## BEGIN INFORMATION SHOWN

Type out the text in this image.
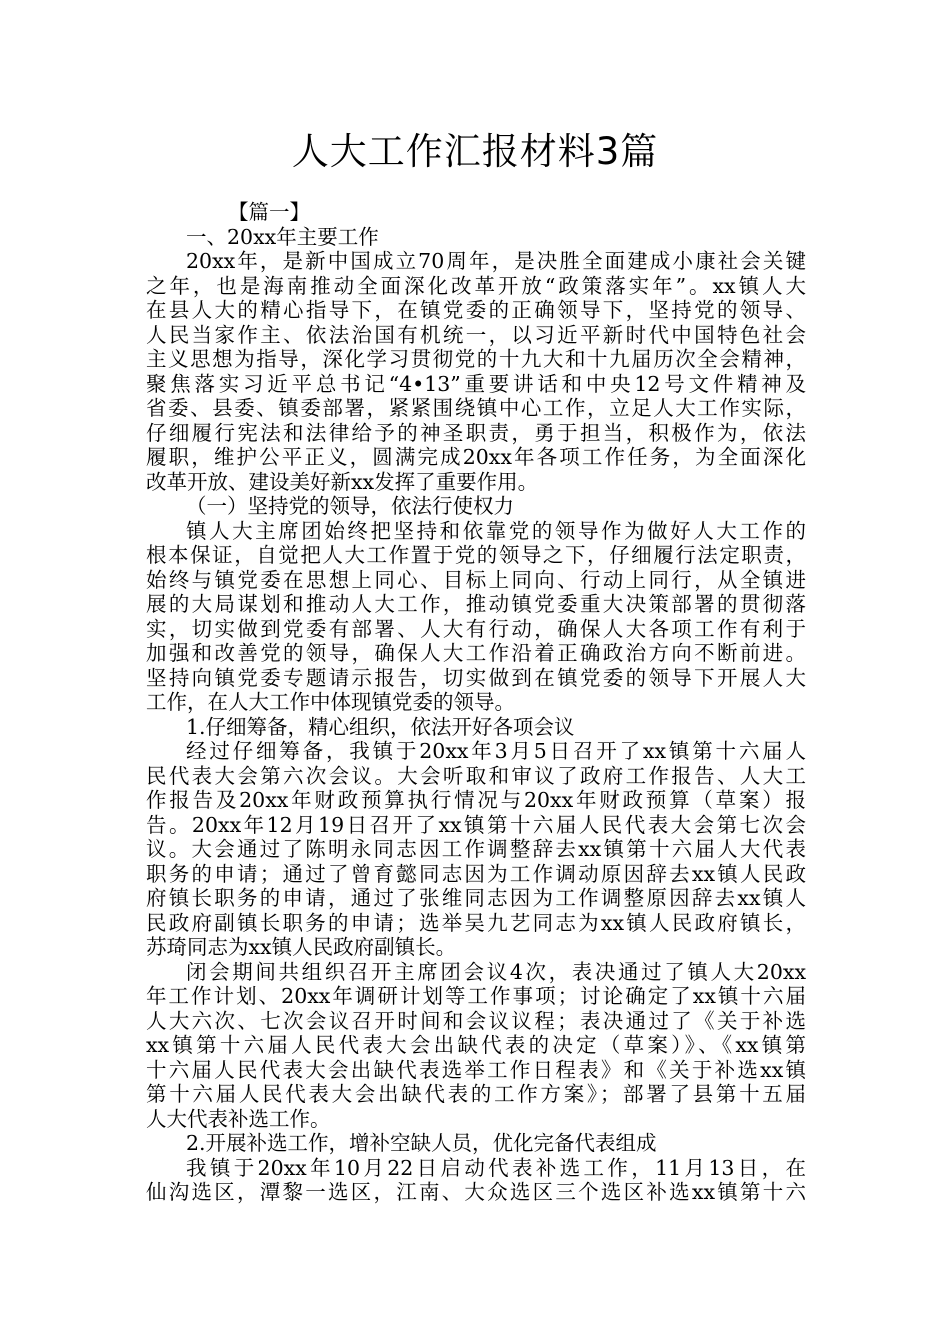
人大工作汇报材料3篇
【篇一】
一、20xx年主要工作
20xx年，是新中国成立70周年，是决胜全面建成小康社会关键
之年，也是海南推动全面深化改革开放“政策落实年”。xx镇人大
在县人大的精心指导下，在镇党委的正确领导下，坚持党的领导、
人民当家作主、依法治国有机统一，以习近平新时代中国特色社会
主义思想为指导，深化学习贯彻党的十九大和十九届历次全会精神，
聚焦落实习近平总书记“4•13”重要讲话和中央12号文件精神及
省委、县委、镇委部署，紧紧围绕镇中心工作，立足人大工作实际，
仔细履行宪法和法律给予的神圣职责，勇于担当，积极作为，依法
履职，维护公平正义，圆满完成20xx年各项工作任务，为全面深化
改革开放、建设美好新xx发挥了重要作用。
（一）坚持党的领导，依法行使权力
镇人大主席团始终把坚持和依靠党的领导作为做好人大工作的
根本保证，自觉把人大工作置于党的领导之下，仔细履行法定职责，
始终与镇党委在思想上同心、目标上同向、行动上同行，从全镇进
展的大局谋划和推动人大工作，推动镇党委重大决策部署的贯彻落
实，切实做到党委有部署、人大有行动，确保人大各项工作有利于
加强和改善党的领导，确保人大工作沿着正确政治方向不断前进。
坚持向镇党委专题请示报告，切实做到在镇党委的领导下开展人大
工作，在人大工作中体现镇党委的领导。
1.仔细筹备，精心组织，依法开好各项会议
经过仔细筹备，我镇于20xx年3月5日召开了xx镇第十六届人
民代表大会第六次会议。大会听取和审议了政府工作报告、人大工
作报告及20xx年财政预算执行情况与20xx年财政预算（草案）报
告。20xx年12月19日召开了xx镇第十六届人民代表大会第七次会
议。大会通过了陈明永同志因工作调整辞去xx镇第十六届人大代表
职务的申请；通过了曾育懿同志因为工作调动原因辞去xx镇人民政
府镇长职务的申请，通过了张维同志因为工作调整原因辞去xx镇人
民政府副镇长职务的申请；选举吴九艺同志为xx镇人民政府镇长，
苏琦同志为xx镇人民政府副镇长。
闭会期间共组织召开主席团会议4次，表决通过了镇人大20xx
年工作计划、20xx年调研计划等工作事项；讨论确定了xx镇十六届
人大六次、七次会议召开时间和会议议程；表决通过了《关于补选
xx镇第十六届人民代表大会出缺代表的决定（草案）》、《xx镇第
十六届人民代表大会出缺代表选举工作日程表》和《关于补选xx镇
第十六届人民代表大会出缺代表的工作方案》；部署了县第十五届
人大代表补选工作。
2.开展补选工作，增补空缺人员，优化完备代表组成
我镇于20xx年10月22日启动代表补选工作，11月13日，在
仙沟选区，潭黎一选区，江南、大众选区三个选区补选xx镇第十六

## END INFORMATION SHOWN

TASK DETAILS
Go through the records. Copy each line where "坚持党的领导" appears.

WORKED ANSWER
在县人大的精心指导下，在镇党委的正确领导下，坚持党的领导、
（一）坚持党的领导，依法行使权力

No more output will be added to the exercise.